> [EXERCISE]
Work out the number of lines containing "would". Give that number alone.

> [Records from a collection]
============

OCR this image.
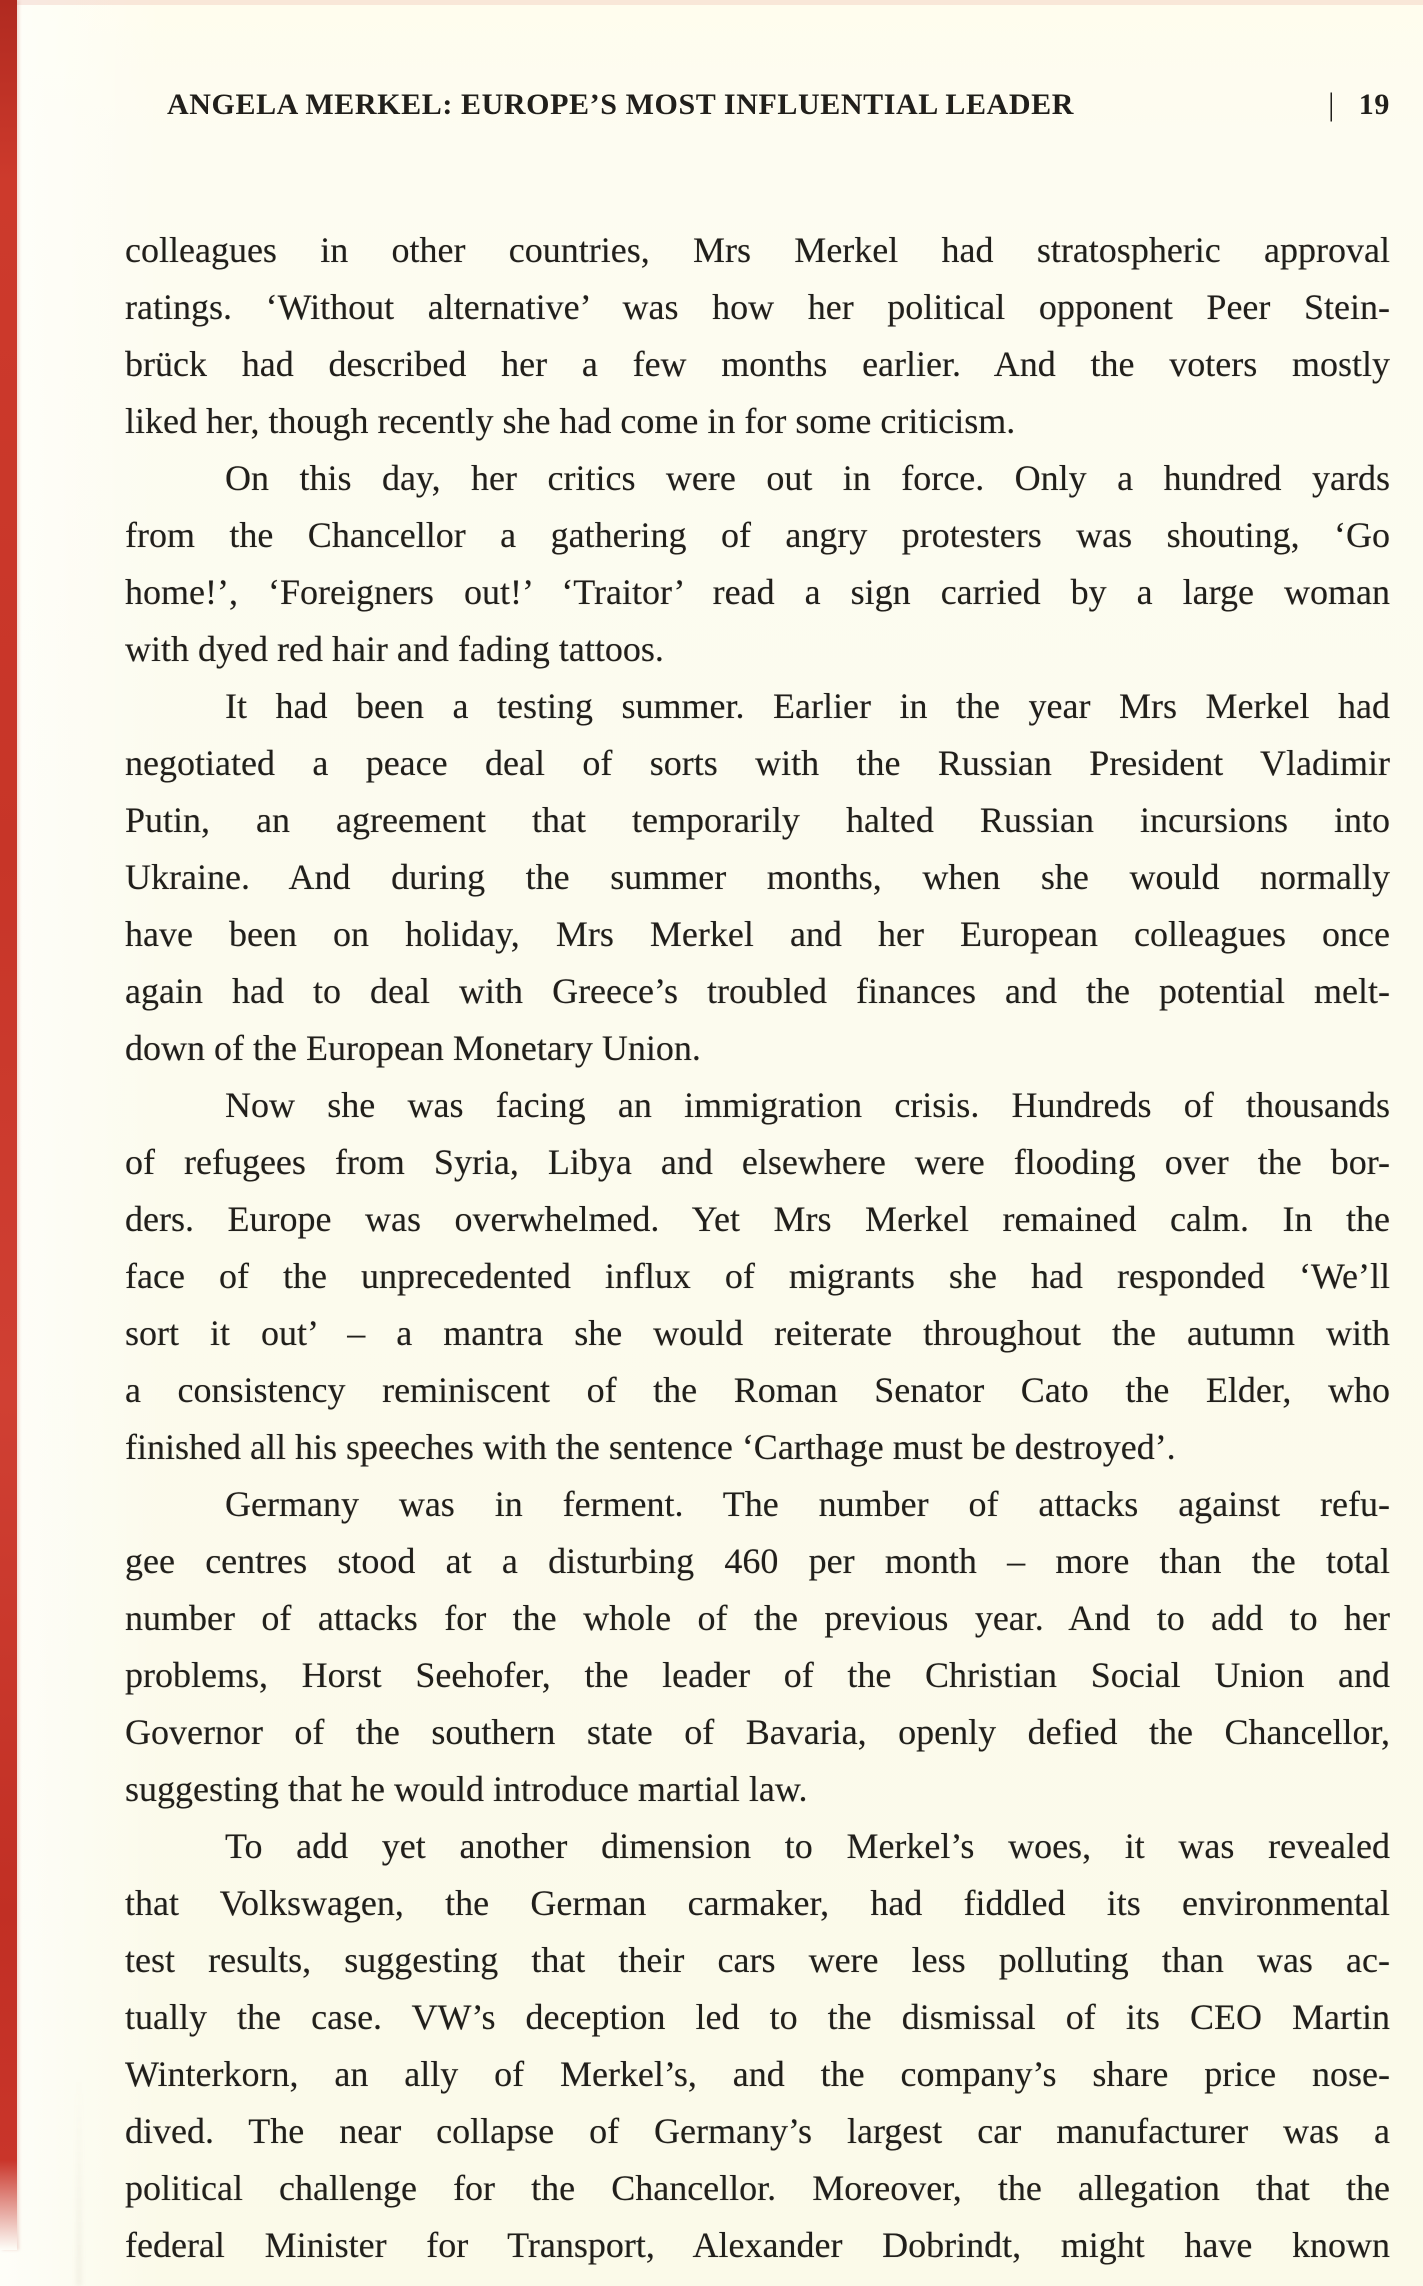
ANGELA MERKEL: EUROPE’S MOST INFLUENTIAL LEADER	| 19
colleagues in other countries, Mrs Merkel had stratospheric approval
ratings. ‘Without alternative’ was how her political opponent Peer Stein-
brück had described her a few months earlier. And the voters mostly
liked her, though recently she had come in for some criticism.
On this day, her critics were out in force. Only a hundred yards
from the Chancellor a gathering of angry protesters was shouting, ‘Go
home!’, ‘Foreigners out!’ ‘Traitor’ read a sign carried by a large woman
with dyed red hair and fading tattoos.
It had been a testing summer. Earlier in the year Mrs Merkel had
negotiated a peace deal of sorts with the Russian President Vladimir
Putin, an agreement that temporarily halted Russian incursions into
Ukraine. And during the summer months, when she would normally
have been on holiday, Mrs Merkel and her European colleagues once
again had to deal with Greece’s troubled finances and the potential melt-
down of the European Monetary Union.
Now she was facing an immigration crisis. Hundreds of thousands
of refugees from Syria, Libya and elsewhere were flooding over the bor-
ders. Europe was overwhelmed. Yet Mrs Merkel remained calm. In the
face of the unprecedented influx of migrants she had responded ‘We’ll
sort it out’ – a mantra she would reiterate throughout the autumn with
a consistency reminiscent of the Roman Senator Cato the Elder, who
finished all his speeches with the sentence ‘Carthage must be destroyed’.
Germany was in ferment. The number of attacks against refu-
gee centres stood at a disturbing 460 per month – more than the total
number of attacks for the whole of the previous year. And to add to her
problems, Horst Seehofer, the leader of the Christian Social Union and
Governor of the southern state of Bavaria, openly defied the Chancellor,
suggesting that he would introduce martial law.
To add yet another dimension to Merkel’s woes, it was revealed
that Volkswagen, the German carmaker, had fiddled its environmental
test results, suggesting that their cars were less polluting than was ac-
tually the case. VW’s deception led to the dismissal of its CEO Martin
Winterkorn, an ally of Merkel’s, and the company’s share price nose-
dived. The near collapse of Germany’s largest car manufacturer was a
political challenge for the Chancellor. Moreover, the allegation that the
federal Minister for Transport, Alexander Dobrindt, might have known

============

> [OUTPUT]
3